[Stored data]

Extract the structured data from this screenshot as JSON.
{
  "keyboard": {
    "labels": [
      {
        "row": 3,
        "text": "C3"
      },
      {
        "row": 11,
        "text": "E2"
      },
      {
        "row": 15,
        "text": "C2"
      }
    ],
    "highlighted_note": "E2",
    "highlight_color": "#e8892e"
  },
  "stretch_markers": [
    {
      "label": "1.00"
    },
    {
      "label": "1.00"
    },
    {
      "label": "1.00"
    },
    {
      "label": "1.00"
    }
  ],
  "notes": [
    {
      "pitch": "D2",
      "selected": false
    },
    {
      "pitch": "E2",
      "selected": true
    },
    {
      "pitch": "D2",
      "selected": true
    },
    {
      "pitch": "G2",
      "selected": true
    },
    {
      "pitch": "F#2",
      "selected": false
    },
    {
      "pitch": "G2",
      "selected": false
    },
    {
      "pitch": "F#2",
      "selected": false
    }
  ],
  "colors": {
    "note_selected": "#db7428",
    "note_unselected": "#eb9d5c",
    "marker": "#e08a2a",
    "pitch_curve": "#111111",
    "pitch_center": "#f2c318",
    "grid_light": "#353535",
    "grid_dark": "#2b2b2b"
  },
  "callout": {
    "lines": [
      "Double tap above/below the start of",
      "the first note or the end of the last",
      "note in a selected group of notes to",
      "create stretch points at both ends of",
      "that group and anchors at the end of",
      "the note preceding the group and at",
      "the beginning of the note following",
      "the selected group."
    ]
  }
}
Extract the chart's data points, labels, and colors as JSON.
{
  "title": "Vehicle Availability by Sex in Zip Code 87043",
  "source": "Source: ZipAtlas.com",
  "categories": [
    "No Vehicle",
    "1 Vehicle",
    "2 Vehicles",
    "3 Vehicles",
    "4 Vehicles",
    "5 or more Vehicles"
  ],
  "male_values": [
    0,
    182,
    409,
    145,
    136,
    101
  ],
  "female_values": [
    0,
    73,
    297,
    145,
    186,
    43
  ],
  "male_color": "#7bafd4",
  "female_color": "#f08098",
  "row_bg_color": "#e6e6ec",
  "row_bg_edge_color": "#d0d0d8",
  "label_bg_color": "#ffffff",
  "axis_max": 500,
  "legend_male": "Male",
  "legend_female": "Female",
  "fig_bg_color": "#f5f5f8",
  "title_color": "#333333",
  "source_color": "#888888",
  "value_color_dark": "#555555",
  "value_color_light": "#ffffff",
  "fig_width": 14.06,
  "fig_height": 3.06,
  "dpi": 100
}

The problem:
Repeat all the records. Match each line exactly.

Finished task:
Extract the structured data from this screenshot as JSON.
{
  "keyboard": {
    "labels": [
      {
        "row": 3,
        "text": "C3"
      },
      {
        "row": 11,
        "text": "E2"
      },
      {
        "row": 15,
        "text": "C2"
      }
    ],
    "highlighted_note": "E2",
    "highlight_color": "#e8892e"
  },
  "stretch_markers": [
    {
      "label": "1.00"
    },
    {
      "label": "1.00"
    },
    {
      "label": "1.00"
    },
    {
      "label": "1.00"
    }
  ],
  "notes": [
    {
      "pitch": "D2",
      "selected": false
    },
    {
      "pitch": "E2",
      "selected": true
    },
    {
      "pitch": "D2",
      "selected": true
    },
    {
      "pitch": "G2",
      "selected": true
    },
    {
      "pitch": "F#2",
      "selected": false
    },
    {
      "pitch": "G2",
      "selected": false
    },
    {
      "pitch": "F#2",
      "selected": false
    }
  ],
  "colors": {
    "note_selected": "#db7428",
    "note_unselected": "#eb9d5c",
    "marker": "#e08a2a",
    "pitch_curve": "#111111",
    "pitch_center": "#f2c318",
    "grid_light": "#353535",
    "grid_dark": "#2b2b2b"
  },
  "callout": {
    "lines": [
      "Double tap above/below the start of",
      "the first note or the end of the last",
      "note in a selected group of notes to",
      "create stretch points at both ends of",
      "that group and anchors at the end of",
      "the note preceding the group and at",
      "the beginning of the note following",
      "the selected group."
    ]
  }
}
Extract the chart's data points, labels, and colors as JSON.
{
  "title": "Vehicle Availability by Sex in Zip Code 87043",
  "source": "Source: ZipAtlas.com",
  "categories": [
    "No Vehicle",
    "1 Vehicle",
    "2 Vehicles",
    "3 Vehicles",
    "4 Vehicles",
    "5 or more Vehicles"
  ],
  "male_values": [
    0,
    182,
    409,
    145,
    136,
    101
  ],
  "female_values": [
    0,
    73,
    297,
    145,
    186,
    43
  ],
  "male_color": "#7bafd4",
  "female_color": "#f08098",
  "row_bg_color": "#e6e6ec",
  "row_bg_edge_color": "#d0d0d8",
  "label_bg_color": "#ffffff",
  "axis_max": 500,
  "legend_male": "Male",
  "legend_female": "Female",
  "fig_bg_color": "#f5f5f8",
  "title_color": "#333333",
  "source_color": "#888888",
  "value_color_dark": "#555555",
  "value_color_light": "#ffffff",
  "fig_width": 14.06,
  "fig_height": 3.06,
  "dpi": 100
}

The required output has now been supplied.